▸ **YOUR GOAL**:
The entries below contain pictures. Retype everything except those pictures, exactly as given.

— START OF MATERIAL FOR THIS EXERCISE —

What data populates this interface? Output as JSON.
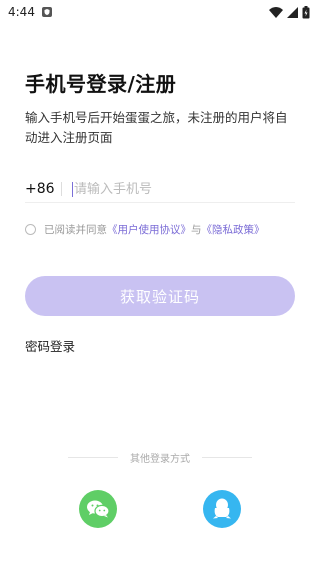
{
  "status": {
    "time": "4:44"
  },
  "login": {
    "title": "手机号登录/注册",
    "subtitle": "输入手机号后开始蛋蛋之旅，未注册的用户将自动进入注册页面",
    "country_code": "+86",
    "phone_placeholder": "请输入手机号",
    "agreement_prefix": "已阅读并同意",
    "user_agreement": "《用户使用协议》",
    "agreement_and": "与",
    "privacy_policy": "《隐私政策》",
    "get_code_label": "获取验证码",
    "password_login_label": "密码登录",
    "other_methods_label": "其他登录方式"
  },
  "colors": {
    "accent": "#7a6bd6",
    "button_bg": "#c9c2f2",
    "wechat": "#5fce66",
    "qq": "#36b6f0"
  },
  "icons": {
    "social": [
      "wechat-icon",
      "qq-icon"
    ]
  }
}
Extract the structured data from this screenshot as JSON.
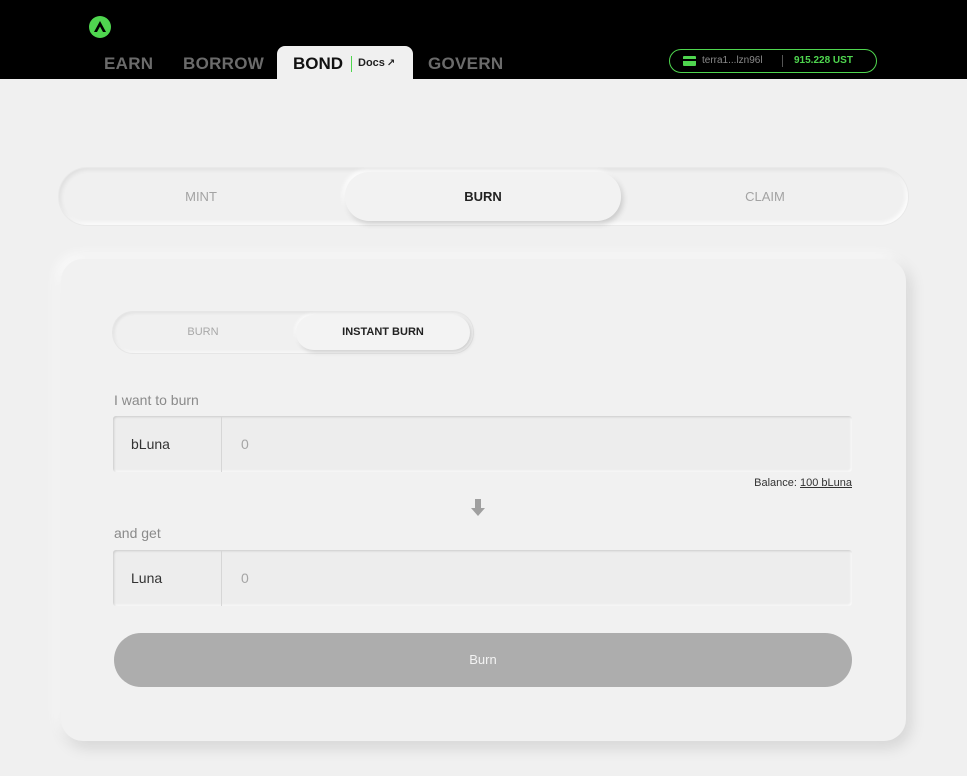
{
  "header": {
    "nav": {
      "earn": "EARN",
      "borrow": "BORROW",
      "bond": "BOND",
      "docs": "Docs",
      "govern": "GOVERN"
    },
    "wallet": {
      "address": "terra1...lzn96l",
      "balance": "915.228 UST"
    }
  },
  "main_tabs": [
    "MINT",
    "BURN",
    "CLAIM"
  ],
  "active_main_tab": "BURN",
  "card": {
    "sub_tabs": [
      "BURN",
      "INSTANT BURN"
    ],
    "active_sub_tab": "INSTANT BURN",
    "burn_label": "I want to burn",
    "burn_unit": "bLuna",
    "burn_placeholder": "0",
    "balance_label": "Balance:",
    "balance_value": "100 bLuna",
    "get_label": "and get",
    "get_unit": "Luna",
    "get_placeholder": "0",
    "submit_label": "Burn"
  },
  "colors": {
    "accent": "#4fd64f",
    "background": "#f0f0f0",
    "topbar": "#000000",
    "button_disabled": "#adadad"
  },
  "icons": {
    "logo": "anchor-logo-icon",
    "docs_external": "external-link-icon",
    "wallet": "wallet-icon",
    "arrow": "arrow-down-icon"
  }
}
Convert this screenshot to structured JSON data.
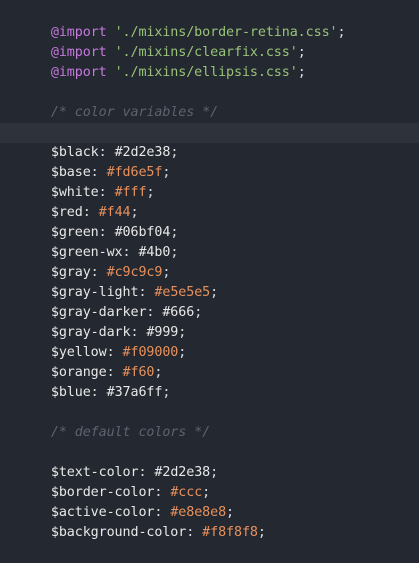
{
  "imports": [
    {
      "keyword": "@import",
      "path": "'./mixins/border-retina.css'",
      "end": ";"
    },
    {
      "keyword": "@import",
      "path": "'./mixins/clearfix.css'",
      "end": ";"
    },
    {
      "keyword": "@import",
      "path": "'./mixins/ellipsis.css'",
      "end": ";"
    }
  ],
  "comments": {
    "color_variables": "/* color variables */",
    "default_colors": "/* default colors */"
  },
  "color_variables": [
    {
      "name": "$black",
      "colon": ":",
      "value": "#2d2e38",
      "end": ";",
      "highlight": false
    },
    {
      "name": "$base",
      "colon": ":",
      "value": "#fd6e5f",
      "end": ";",
      "highlight": true
    },
    {
      "name": "$white",
      "colon": ":",
      "value": "#fff",
      "end": ";",
      "highlight": true
    },
    {
      "name": "$red",
      "colon": ":",
      "value": "#f44",
      "end": ";",
      "highlight": true
    },
    {
      "name": "$green",
      "colon": ":",
      "value": "#06bf04",
      "end": ";",
      "highlight": false
    },
    {
      "name": "$green-wx",
      "colon": ":",
      "value": "#4b0",
      "end": ";",
      "highlight": false
    },
    {
      "name": "$gray",
      "colon": ":",
      "value": "#c9c9c9",
      "end": ";",
      "highlight": true
    },
    {
      "name": "$gray-light",
      "colon": ":",
      "value": "#e5e5e5",
      "end": ";",
      "highlight": true
    },
    {
      "name": "$gray-darker",
      "colon": ":",
      "value": "#666",
      "end": ";",
      "highlight": false
    },
    {
      "name": "$gray-dark",
      "colon": ":",
      "value": "#999",
      "end": ";",
      "highlight": false
    },
    {
      "name": "$yellow",
      "colon": ":",
      "value": "#f09000",
      "end": ";",
      "highlight": true
    },
    {
      "name": "$orange",
      "colon": ":",
      "value": "#f60",
      "end": ";",
      "highlight": true
    },
    {
      "name": "$blue",
      "colon": ":",
      "value": "#37a6ff",
      "end": ";",
      "highlight": false
    }
  ],
  "default_colors": [
    {
      "name": "$text-color",
      "colon": ":",
      "value": "#2d2e38",
      "end": ";",
      "highlight": false
    },
    {
      "name": "$border-color",
      "colon": ":",
      "value": "#ccc",
      "end": ";",
      "highlight": true
    },
    {
      "name": "$active-color",
      "colon": ":",
      "value": "#e8e8e8",
      "end": ";",
      "highlight": true
    },
    {
      "name": "$background-color",
      "colon": ":",
      "value": "#f8f8f8",
      "end": ";",
      "highlight": true
    }
  ],
  "colors": {
    "background": "#242830",
    "active_line": "#2d323b",
    "keyword": "#c678dd",
    "string": "#98c379",
    "comment": "#5c6370",
    "variable": "#e8e8e8",
    "highlight_literal": "#e8915c"
  }
}
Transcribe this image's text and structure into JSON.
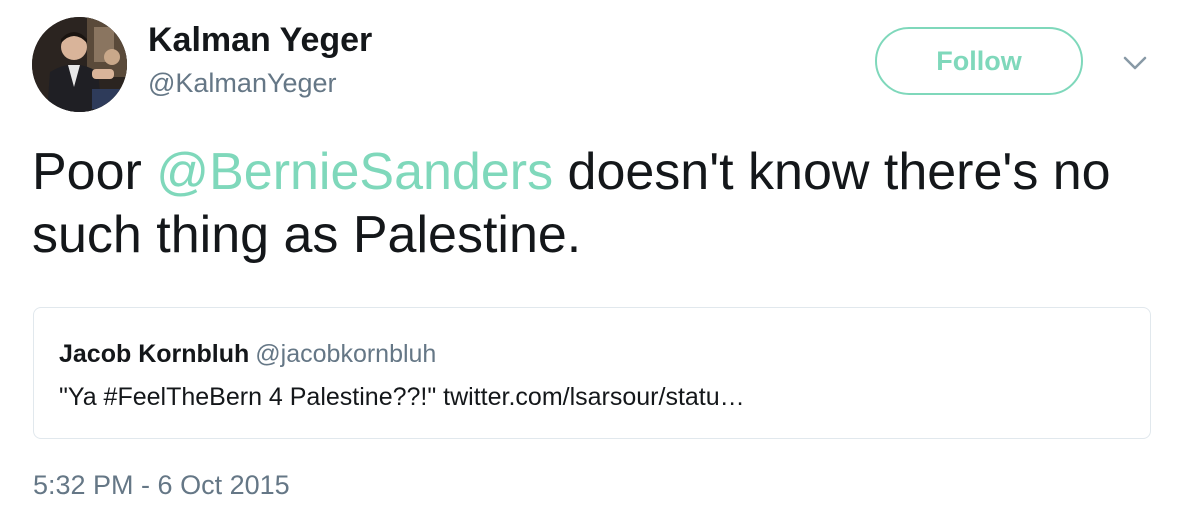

— END OF MATERIAL FOR THIS EXERCISE —

▸ **THE COMPLETED TASK**:
What data populates this interface? Output as JSON.
{
  "status": {
    "time": "4:44"
  },
  "login": {
    "title": "手机号登录/注册",
    "subtitle": "输入手机号后开始蛋蛋之旅，未注册的用户将自动进入注册页面",
    "country_code": "+86",
    "phone_placeholder": "请输入手机号",
    "agreement_prefix": "已阅读并同意",
    "user_agreement": "《用户使用协议》",
    "agreement_and": "与",
    "privacy_policy": "《隐私政策》",
    "get_code_label": "获取验证码",
    "password_login_label": "密码登录",
    "other_methods_label": "其他登录方式"
  },
  "colors": {
    "accent": "#7a6bd6",
    "button_bg": "#c9c2f2",
    "wechat": "#5fce66",
    "qq": "#36b6f0"
  },
  "icons": {
    "social": [
      "wechat-icon",
      "qq-icon"
    ]
  }
}
Extract the structured data from this screenshot as JSON.
{
  "header": {
    "nav": {
      "earn": "EARN",
      "borrow": "BORROW",
      "bond": "BOND",
      "docs": "Docs",
      "govern": "GOVERN"
    },
    "wallet": {
      "address": "terra1...lzn96l",
      "balance": "915.228 UST"
    }
  },
  "main_tabs": [
    "MINT",
    "BURN",
    "CLAIM"
  ],
  "active_main_tab": "BURN",
  "card": {
    "sub_tabs": [
      "BURN",
      "INSTANT BURN"
    ],
    "active_sub_tab": "INSTANT BURN",
    "burn_label": "I want to burn",
    "burn_unit": "bLuna",
    "burn_placeholder": "0",
    "balance_label": "Balance:",
    "balance_value": "100 bLuna",
    "get_label": "and get",
    "get_unit": "Luna",
    "get_placeholder": "0",
    "submit_label": "Burn"
  },
  "colors": {
    "accent": "#4fd64f",
    "background": "#f0f0f0",
    "topbar": "#000000",
    "button_disabled": "#adadad"
  },
  "icons": {
    "logo": "anchor-logo-icon",
    "docs_external": "external-link-icon",
    "wallet": "wallet-icon",
    "arrow": "arrow-down-icon"
  }
}
Convert this screenshot to structured JSON data.
{
  "imports": [
    {
      "keyword": "@import",
      "path": "'./mixins/border-retina.css'",
      "end": ";"
    },
    {
      "keyword": "@import",
      "path": "'./mixins/clearfix.css'",
      "end": ";"
    },
    {
      "keyword": "@import",
      "path": "'./mixins/ellipsis.css'",
      "end": ";"
    }
  ],
  "comments": {
    "color_variables": "/* color variables */",
    "default_colors": "/* default colors */"
  },
  "color_variables": [
    {
      "name": "$black",
      "colon": ":",
      "value": "#2d2e38",
      "end": ";",
      "highlight": false
    },
    {
      "name": "$base",
      "colon": ":",
      "value": "#fd6e5f",
      "end": ";",
      "highlight": true
    },
    {
      "name": "$white",
      "colon": ":",
      "value": "#fff",
      "end": ";",
      "highlight": true
    },
    {
      "name": "$red",
      "colon": ":",
      "value": "#f44",
      "end": ";",
      "highlight": true
    },
    {
      "name": "$green",
      "colon": ":",
      "value": "#06bf04",
      "end": ";",
      "highlight": false
    },
    {
      "name": "$green-wx",
      "colon": ":",
      "value": "#4b0",
      "end": ";",
      "highlight": false
    },
    {
      "name": "$gray",
      "colon": ":",
      "value": "#c9c9c9",
      "end": ";",
      "highlight": true
    },
    {
      "name": "$gray-light",
      "colon": ":",
      "value": "#e5e5e5",
      "end": ";",
      "highlight": true
    },
    {
      "name": "$gray-darker",
      "colon": ":",
      "value": "#666",
      "end": ";",
      "highlight": false
    },
    {
      "name": "$gray-dark",
      "colon": ":",
      "value": "#999",
      "end": ";",
      "highlight": false
    },
    {
      "name": "$yellow",
      "colon": ":",
      "value": "#f09000",
      "end": ";",
      "highlight": true
    },
    {
      "name": "$orange",
      "colon": ":",
      "value": "#f60",
      "end": ";",
      "highlight": true
    },
    {
      "name": "$blue",
      "colon": ":",
      "value": "#37a6ff",
      "end": ";",
      "highlight": false
    }
  ],
  "default_colors": [
    {
      "name": "$text-color",
      "colon": ":",
      "value": "#2d2e38",
      "end": ";",
      "highlight": false
    },
    {
      "name": "$border-color",
      "colon": ":",
      "value": "#ccc",
      "end": ";",
      "highlight": true
    },
    {
      "name": "$active-color",
      "colon": ":",
      "value": "#e8e8e8",
      "end": ";",
      "highlight": true
    },
    {
      "name": "$background-color",
      "colon": ":",
      "value": "#f8f8f8",
      "end": ";",
      "highlight": true
    }
  ],
  "colors": {
    "background": "#242830",
    "active_line": "#2d323b",
    "keyword": "#c678dd",
    "string": "#98c379",
    "comment": "#5c6370",
    "variable": "#e8e8e8",
    "highlight_literal": "#e8915c"
  }
}
Transcribe this image's text and structure into JSON.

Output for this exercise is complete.